-- START --
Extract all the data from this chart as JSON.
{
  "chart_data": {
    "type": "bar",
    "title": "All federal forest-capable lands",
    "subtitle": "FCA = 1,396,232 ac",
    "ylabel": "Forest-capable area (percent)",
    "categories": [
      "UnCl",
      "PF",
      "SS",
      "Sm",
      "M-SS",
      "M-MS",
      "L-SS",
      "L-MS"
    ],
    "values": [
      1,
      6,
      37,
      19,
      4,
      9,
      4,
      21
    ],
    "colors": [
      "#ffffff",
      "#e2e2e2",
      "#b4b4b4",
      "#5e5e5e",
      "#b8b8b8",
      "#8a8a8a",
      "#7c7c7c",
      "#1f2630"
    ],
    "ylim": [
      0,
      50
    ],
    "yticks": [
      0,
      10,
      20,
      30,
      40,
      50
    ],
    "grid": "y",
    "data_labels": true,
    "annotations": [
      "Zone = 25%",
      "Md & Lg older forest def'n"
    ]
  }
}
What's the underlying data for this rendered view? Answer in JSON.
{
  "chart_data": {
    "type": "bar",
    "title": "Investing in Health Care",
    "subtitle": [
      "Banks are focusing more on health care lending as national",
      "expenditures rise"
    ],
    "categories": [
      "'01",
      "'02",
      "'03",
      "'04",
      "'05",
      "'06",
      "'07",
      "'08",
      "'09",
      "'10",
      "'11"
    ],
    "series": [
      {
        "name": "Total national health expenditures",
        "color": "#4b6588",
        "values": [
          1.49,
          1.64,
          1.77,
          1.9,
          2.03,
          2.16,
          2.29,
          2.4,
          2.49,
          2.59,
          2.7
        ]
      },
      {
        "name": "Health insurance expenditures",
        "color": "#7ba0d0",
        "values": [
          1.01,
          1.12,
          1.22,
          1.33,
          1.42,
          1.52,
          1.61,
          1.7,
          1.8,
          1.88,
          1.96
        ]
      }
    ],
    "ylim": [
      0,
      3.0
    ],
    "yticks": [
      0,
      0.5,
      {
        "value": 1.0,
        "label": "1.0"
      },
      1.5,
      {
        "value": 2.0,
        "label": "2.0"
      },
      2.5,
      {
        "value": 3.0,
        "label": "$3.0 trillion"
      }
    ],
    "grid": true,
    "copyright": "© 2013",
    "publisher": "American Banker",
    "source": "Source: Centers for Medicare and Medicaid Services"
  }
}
-- END --
EXERCISE DETAILS ->
Output each record precisely as given.

EXERCISE SOLUTION ->
Extract all the data from this chart as JSON.
{
  "chart_data": {
    "type": "bar",
    "title": "All federal forest-capable lands",
    "subtitle": "FCA = 1,396,232 ac",
    "ylabel": "Forest-capable area (percent)",
    "categories": [
      "UnCl",
      "PF",
      "SS",
      "Sm",
      "M-SS",
      "M-MS",
      "L-SS",
      "L-MS"
    ],
    "values": [
      1,
      6,
      37,
      19,
      4,
      9,
      4,
      21
    ],
    "colors": [
      "#ffffff",
      "#e2e2e2",
      "#b4b4b4",
      "#5e5e5e",
      "#b8b8b8",
      "#8a8a8a",
      "#7c7c7c",
      "#1f2630"
    ],
    "ylim": [
      0,
      50
    ],
    "yticks": [
      0,
      10,
      20,
      30,
      40,
      50
    ],
    "grid": "y",
    "data_labels": true,
    "annotations": [
      "Zone = 25%",
      "Md & Lg older forest def'n"
    ]
  }
}
What's the underlying data for this rendered view? Answer in JSON.
{
  "chart_data": {
    "type": "bar",
    "title": "Investing in Health Care",
    "subtitle": [
      "Banks are focusing more on health care lending as national",
      "expenditures rise"
    ],
    "categories": [
      "'01",
      "'02",
      "'03",
      "'04",
      "'05",
      "'06",
      "'07",
      "'08",
      "'09",
      "'10",
      "'11"
    ],
    "series": [
      {
        "name": "Total national health expenditures",
        "color": "#4b6588",
        "values": [
          1.49,
          1.64,
          1.77,
          1.9,
          2.03,
          2.16,
          2.29,
          2.4,
          2.49,
          2.59,
          2.7
        ]
      },
      {
        "name": "Health insurance expenditures",
        "color": "#7ba0d0",
        "values": [
          1.01,
          1.12,
          1.22,
          1.33,
          1.42,
          1.52,
          1.61,
          1.7,
          1.8,
          1.88,
          1.96
        ]
      }
    ],
    "ylim": [
      0,
      3.0
    ],
    "yticks": [
      0,
      0.5,
      {
        "value": 1.0,
        "label": "1.0"
      },
      1.5,
      {
        "value": 2.0,
        "label": "2.0"
      },
      2.5,
      {
        "value": 3.0,
        "label": "$3.0 trillion"
      }
    ],
    "grid": true,
    "copyright": "© 2013",
    "publisher": "American Banker",
    "source": "Source: Centers for Medicare and Medicaid Services"
  }
}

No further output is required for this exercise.